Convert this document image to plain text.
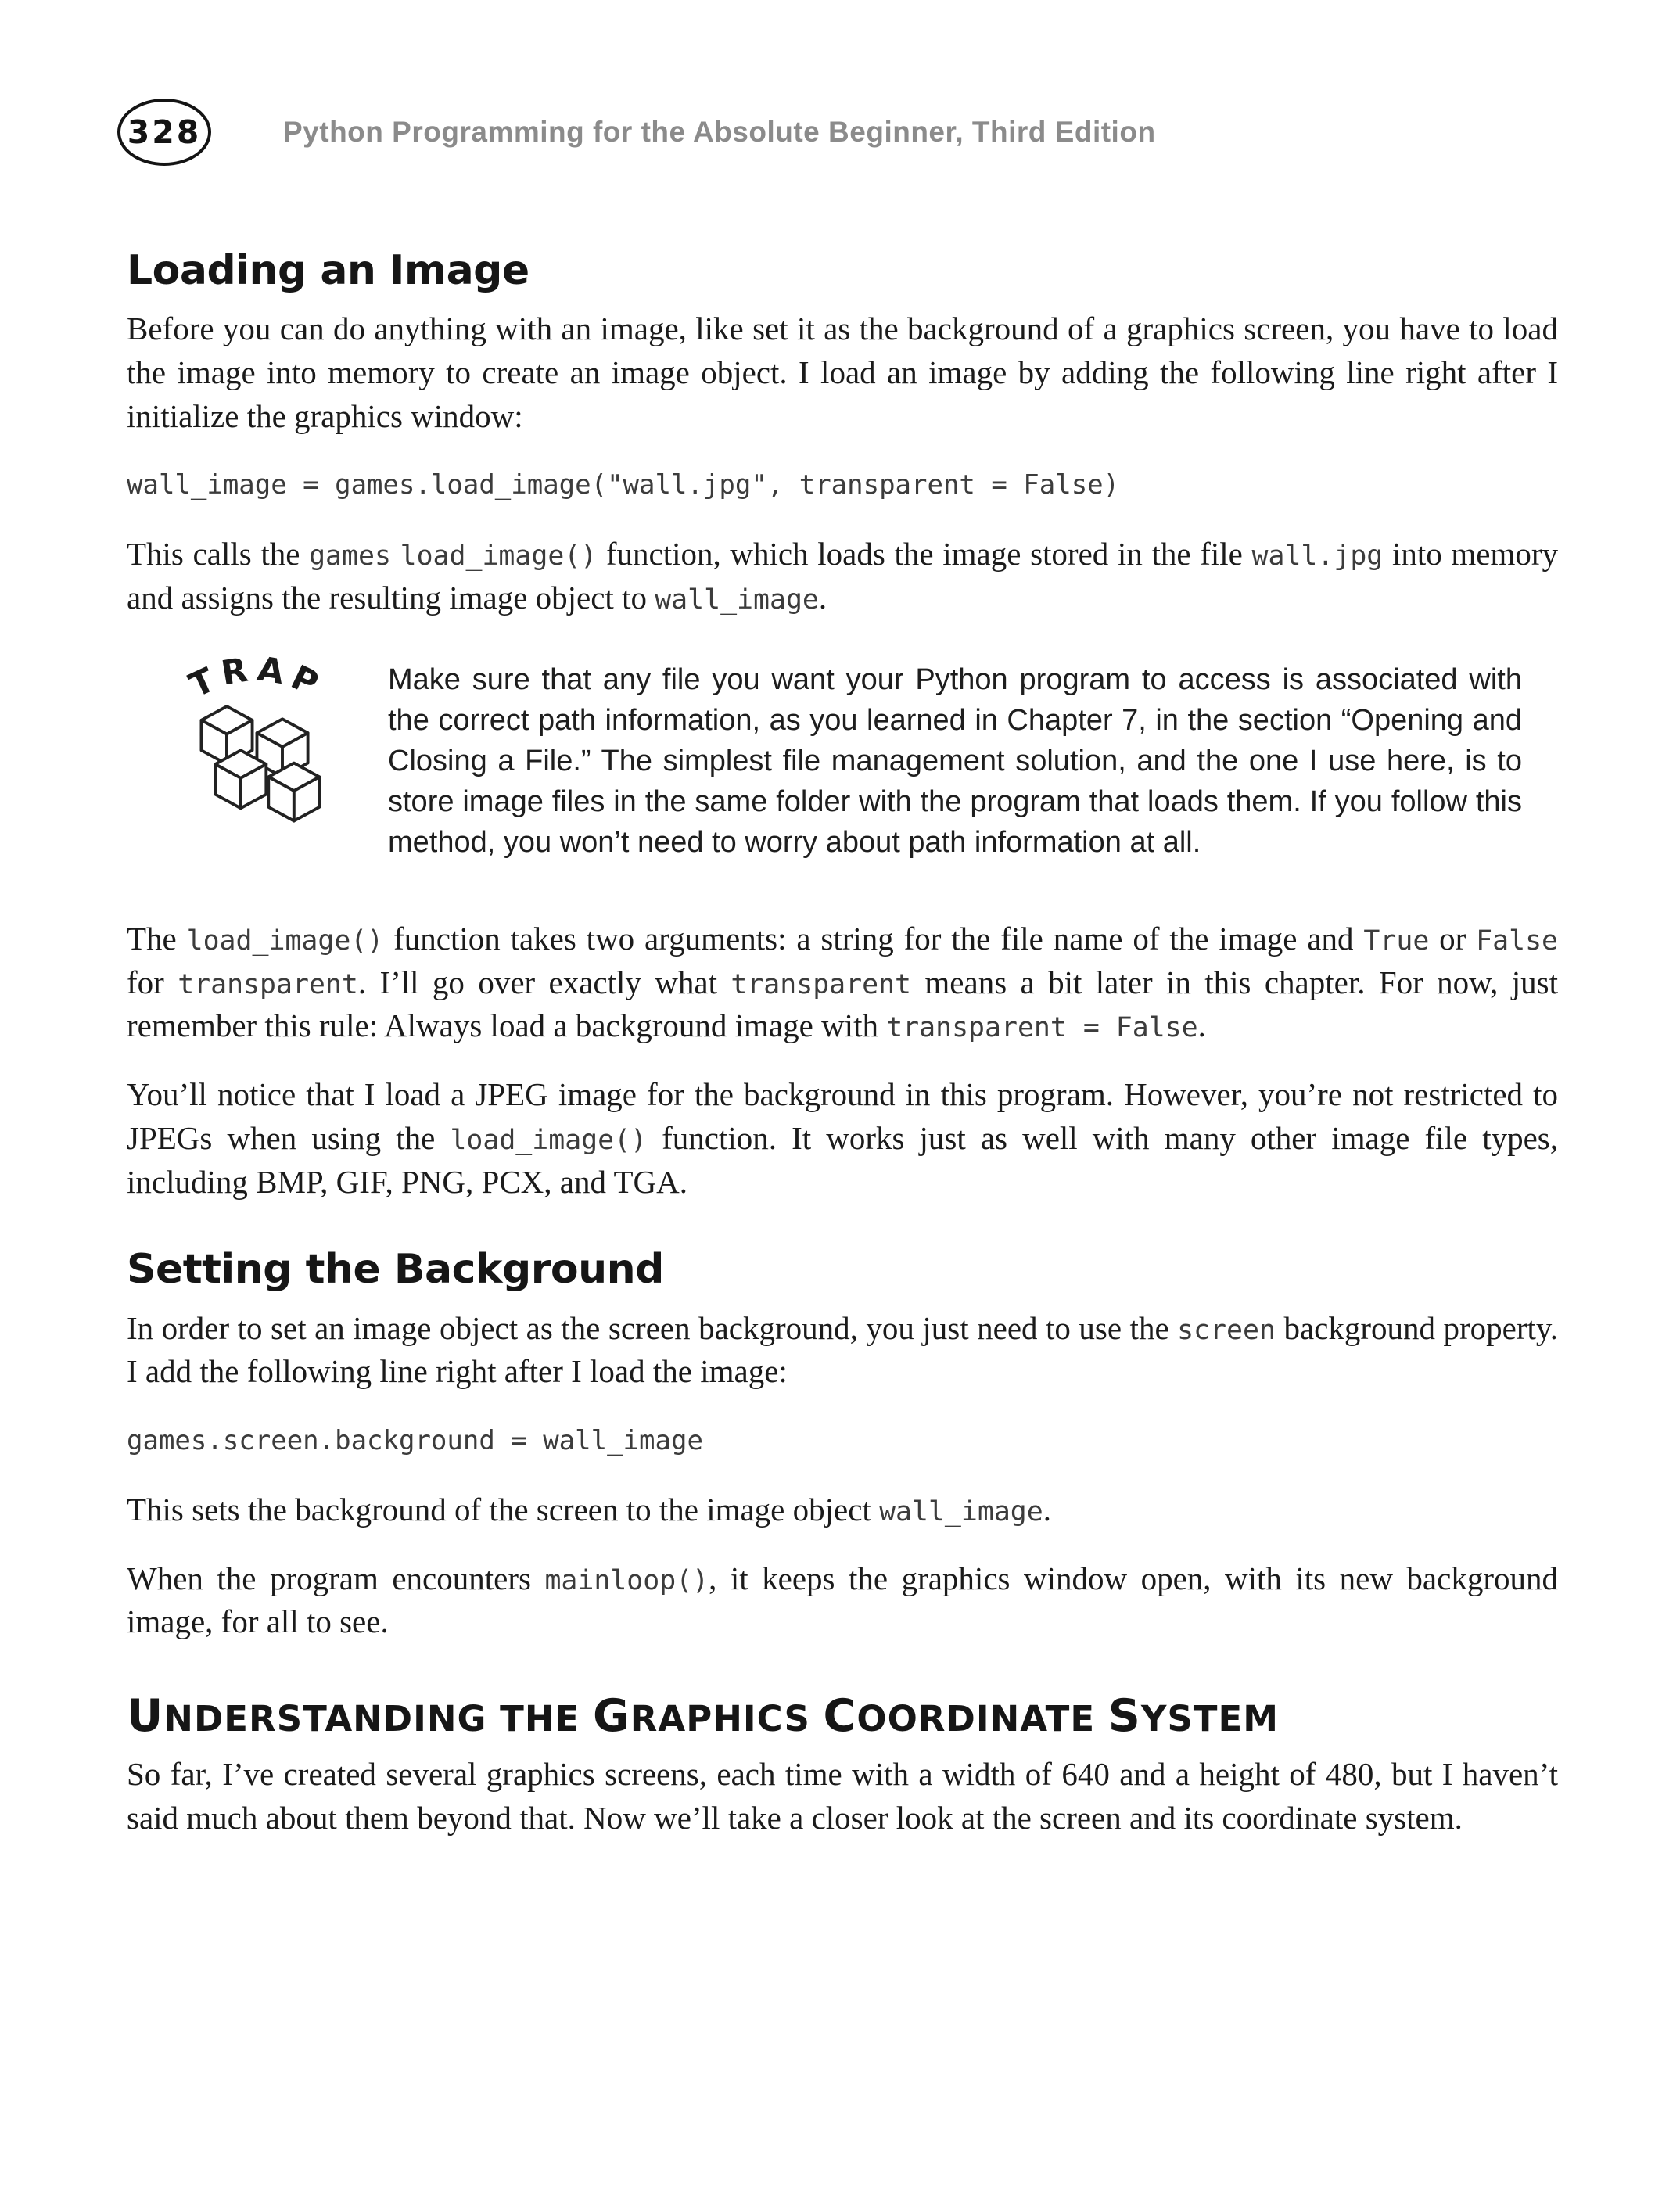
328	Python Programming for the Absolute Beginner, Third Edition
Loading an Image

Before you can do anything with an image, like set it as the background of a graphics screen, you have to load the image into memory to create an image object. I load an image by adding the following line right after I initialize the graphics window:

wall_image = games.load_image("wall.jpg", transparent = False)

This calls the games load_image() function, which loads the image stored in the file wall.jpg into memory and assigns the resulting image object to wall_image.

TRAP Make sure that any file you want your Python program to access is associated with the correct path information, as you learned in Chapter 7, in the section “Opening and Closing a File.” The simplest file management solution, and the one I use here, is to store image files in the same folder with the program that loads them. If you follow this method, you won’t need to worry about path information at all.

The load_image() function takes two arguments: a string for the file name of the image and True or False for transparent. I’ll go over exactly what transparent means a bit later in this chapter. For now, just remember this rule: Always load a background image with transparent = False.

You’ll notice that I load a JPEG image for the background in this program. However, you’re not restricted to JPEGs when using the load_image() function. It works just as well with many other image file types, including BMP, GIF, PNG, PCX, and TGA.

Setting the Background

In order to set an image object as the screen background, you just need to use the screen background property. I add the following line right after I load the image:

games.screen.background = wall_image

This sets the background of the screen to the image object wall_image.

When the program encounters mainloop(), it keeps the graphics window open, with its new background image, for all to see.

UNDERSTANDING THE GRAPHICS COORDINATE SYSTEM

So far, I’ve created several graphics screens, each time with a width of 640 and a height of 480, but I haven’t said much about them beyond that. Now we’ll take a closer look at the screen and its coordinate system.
:::
- GIVEN INSTRUCTION -
Reproduce the material in full, word for word, and omit the pictures.

- WRITTEN RESPONSE -
Convert this document image to plain text.
328	Python Programming for the Absolute Beginner, Third Edition
Loading an Image

Before you can do anything with an image, like set it as the background of a graphics screen, you have to load the image into memory to create an image object. I load an image by adding the following line right after I initialize the graphics window:

wall_image = games.load_image("wall.jpg", transparent = False)

This calls the games load_image() function, which loads the image stored in the file wall.jpg into memory and assigns the resulting image object to wall_image.

TRAP Make sure that any file you want your Python program to access is associated with the correct path information, as you learned in Chapter 7, in the section “Opening and Closing a File.” The simplest file management solution, and the one I use here, is to store image files in the same folder with the program that loads them. If you follow this method, you won’t need to worry about path information at all.

The load_image() function takes two arguments: a string for the file name of the image and True or False for transparent. I’ll go over exactly what transparent means a bit later in this chapter. For now, just remember this rule: Always load a background image with transparent = False.

You’ll notice that I load a JPEG image for the background in this program. However, you’re not restricted to JPEGs when using the load_image() function. It works just as well with many other image file types, including BMP, GIF, PNG, PCX, and TGA.

Setting the Background

In order to set an image object as the screen background, you just need to use the screen background property. I add the following line right after I load the image:

games.screen.background = wall_image

This sets the background of the screen to the image object wall_image.

When the program encounters mainloop(), it keeps the graphics window open, with its new background image, for all to see.

UNDERSTANDING THE GRAPHICS COORDINATE SYSTEM

So far, I’ve created several graphics screens, each time with a width of 640 and a height of 480, but I haven’t said much about them beyond that. Now we’ll take a closer look at the screen and its coordinate system.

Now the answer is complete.